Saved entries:
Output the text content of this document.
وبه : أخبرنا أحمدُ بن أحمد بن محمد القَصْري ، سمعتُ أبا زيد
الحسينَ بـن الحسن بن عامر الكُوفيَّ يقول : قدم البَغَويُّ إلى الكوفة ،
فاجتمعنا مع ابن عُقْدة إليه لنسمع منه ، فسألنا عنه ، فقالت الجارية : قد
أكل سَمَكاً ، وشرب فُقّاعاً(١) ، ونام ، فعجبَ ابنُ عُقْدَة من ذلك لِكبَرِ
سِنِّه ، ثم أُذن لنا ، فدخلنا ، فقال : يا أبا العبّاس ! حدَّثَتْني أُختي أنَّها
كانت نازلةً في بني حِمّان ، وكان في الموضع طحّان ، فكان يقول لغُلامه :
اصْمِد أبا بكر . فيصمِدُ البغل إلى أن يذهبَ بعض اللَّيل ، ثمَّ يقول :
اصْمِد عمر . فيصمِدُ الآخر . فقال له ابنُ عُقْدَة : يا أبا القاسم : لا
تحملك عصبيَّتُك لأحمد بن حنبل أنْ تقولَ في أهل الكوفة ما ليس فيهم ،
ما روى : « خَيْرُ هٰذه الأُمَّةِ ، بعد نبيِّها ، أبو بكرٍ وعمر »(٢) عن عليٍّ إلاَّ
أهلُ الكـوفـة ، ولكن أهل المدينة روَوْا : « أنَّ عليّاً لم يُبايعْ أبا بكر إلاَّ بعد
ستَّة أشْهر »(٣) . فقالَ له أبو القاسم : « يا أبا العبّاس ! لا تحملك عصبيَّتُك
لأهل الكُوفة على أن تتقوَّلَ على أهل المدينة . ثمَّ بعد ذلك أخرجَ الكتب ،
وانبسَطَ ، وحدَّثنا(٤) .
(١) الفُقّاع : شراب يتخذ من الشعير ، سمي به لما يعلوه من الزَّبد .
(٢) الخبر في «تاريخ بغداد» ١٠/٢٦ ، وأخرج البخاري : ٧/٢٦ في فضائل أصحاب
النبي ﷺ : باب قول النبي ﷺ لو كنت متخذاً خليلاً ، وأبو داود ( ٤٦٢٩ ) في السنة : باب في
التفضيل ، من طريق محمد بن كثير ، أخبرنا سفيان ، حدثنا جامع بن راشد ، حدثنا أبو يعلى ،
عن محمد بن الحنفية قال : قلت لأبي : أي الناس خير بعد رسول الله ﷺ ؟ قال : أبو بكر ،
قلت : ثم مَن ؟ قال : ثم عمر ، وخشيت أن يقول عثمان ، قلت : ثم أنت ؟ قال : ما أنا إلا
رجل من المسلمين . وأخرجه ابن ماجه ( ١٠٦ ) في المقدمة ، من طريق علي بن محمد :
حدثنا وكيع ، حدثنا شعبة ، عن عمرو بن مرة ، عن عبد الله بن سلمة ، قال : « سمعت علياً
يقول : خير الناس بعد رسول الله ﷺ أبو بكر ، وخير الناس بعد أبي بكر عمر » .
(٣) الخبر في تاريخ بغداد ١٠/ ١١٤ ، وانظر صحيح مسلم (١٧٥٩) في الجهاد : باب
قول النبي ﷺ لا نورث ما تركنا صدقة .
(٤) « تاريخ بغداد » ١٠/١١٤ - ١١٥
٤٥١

◆ Exercise objective:
In the entries above, find each line with the string "الكوفة" and copy it.

◆ Exercise answer:
الحسينَ بـن الحسن بن عامر الكُوفيَّ يقول : قدم البَغَويُّ إلى الكوفة ،
تحملك عصبيَّتُك لأحمد بن حنبل أنْ تقولَ في أهل الكوفة ما ليس فيهم ،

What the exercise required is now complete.